Entries follow. Set all of them down as they stand.

>> Begin

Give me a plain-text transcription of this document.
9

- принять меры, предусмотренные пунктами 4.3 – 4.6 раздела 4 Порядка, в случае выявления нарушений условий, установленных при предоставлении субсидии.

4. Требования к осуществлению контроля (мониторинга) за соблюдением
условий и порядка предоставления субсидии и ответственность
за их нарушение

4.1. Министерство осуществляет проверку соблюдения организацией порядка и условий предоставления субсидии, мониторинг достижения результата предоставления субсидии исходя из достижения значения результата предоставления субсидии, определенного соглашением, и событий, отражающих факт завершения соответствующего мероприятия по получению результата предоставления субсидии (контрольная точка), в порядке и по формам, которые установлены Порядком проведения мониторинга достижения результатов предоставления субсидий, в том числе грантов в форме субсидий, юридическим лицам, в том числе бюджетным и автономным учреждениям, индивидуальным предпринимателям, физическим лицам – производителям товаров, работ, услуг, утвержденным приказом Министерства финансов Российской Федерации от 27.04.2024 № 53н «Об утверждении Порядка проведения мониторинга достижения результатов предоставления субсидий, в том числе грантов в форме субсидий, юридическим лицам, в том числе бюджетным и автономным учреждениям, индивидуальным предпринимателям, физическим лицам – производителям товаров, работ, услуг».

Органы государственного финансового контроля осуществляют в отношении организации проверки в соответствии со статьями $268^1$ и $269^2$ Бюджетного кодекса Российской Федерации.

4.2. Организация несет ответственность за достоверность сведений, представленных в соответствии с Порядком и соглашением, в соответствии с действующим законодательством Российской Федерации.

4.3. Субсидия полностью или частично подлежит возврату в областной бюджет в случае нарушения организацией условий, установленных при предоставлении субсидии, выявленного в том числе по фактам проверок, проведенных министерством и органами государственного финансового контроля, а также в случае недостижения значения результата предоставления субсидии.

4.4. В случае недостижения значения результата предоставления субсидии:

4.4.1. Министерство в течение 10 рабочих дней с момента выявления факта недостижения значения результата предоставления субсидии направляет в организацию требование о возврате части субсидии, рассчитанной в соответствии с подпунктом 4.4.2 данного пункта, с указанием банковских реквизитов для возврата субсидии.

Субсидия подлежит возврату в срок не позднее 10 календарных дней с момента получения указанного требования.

>> End

> **ANSWER**:
Give me a plain-text transcription of this document.
9

- принять меры, предусмотренные пунктами 4.3 – 4.6 раздела 4 Порядка, в случае выявления нарушений условий, установленных при предоставлении субсидии.

4. Требования к осуществлению контроля (мониторинга) за соблюдением
условий и порядка предоставления субсидии и ответственность
за их нарушение

4.1. Министерство осуществляет проверку соблюдения организацией порядка и условий предоставления субсидии, мониторинг достижения результата предоставления субсидии исходя из достижения значения результата предоставления субсидии, определенного соглашением, и событий, отражающих факт завершения соответствующего мероприятия по получению результата предоставления субсидии (контрольная точка), в порядке и по формам, которые установлены Порядком проведения мониторинга достижения результатов предоставления субсидий, в том числе грантов в форме субсидий, юридическим лицам, в том числе бюджетным и автономным учреждениям, индивидуальным предпринимателям, физическим лицам – производителям товаров, работ, услуг, утвержденным приказом Министерства финансов Российской Федерации от 27.04.2024 № 53н «Об утверждении Порядка проведения мониторинга достижения результатов предоставления субсидий, в том числе грантов в форме субсидий, юридическим лицам, в том числе бюджетным и автономным учреждениям, индивидуальным предпринимателям, физическим лицам – производителям товаров, работ, услуг».

Органы государственного финансового контроля осуществляют в отношении организации проверки в соответствии со статьями $268^1$ и $269^2$ Бюджетного кодекса Российской Федерации.

4.2. Организация несет ответственность за достоверность сведений, представленных в соответствии с Порядком и соглашением, в соответствии с действующим законодательством Российской Федерации.

4.3. Субсидия полностью или частично подлежит возврату в областной бюджет в случае нарушения организацией условий, установленных при предоставлении субсидии, выявленного в том числе по фактам проверок, проведенных министерством и органами государственного финансового контроля, а также в случае недостижения значения результата предоставления субсидии.

4.4. В случае недостижения значения результата предоставления субсидии:

4.4.1. Министерство в течение 10 рабочих дней с момента выявления факта недостижения значения результата предоставления субсидии направляет в организацию требование о возврате части субсидии, рассчитанной в соответствии с подпунктом 4.4.2 данного пункта, с указанием банковских реквизитов для возврата субсидии.

Субсидия подлежит возврату в срок не позднее 10 календарных дней с момента получения указанного требования.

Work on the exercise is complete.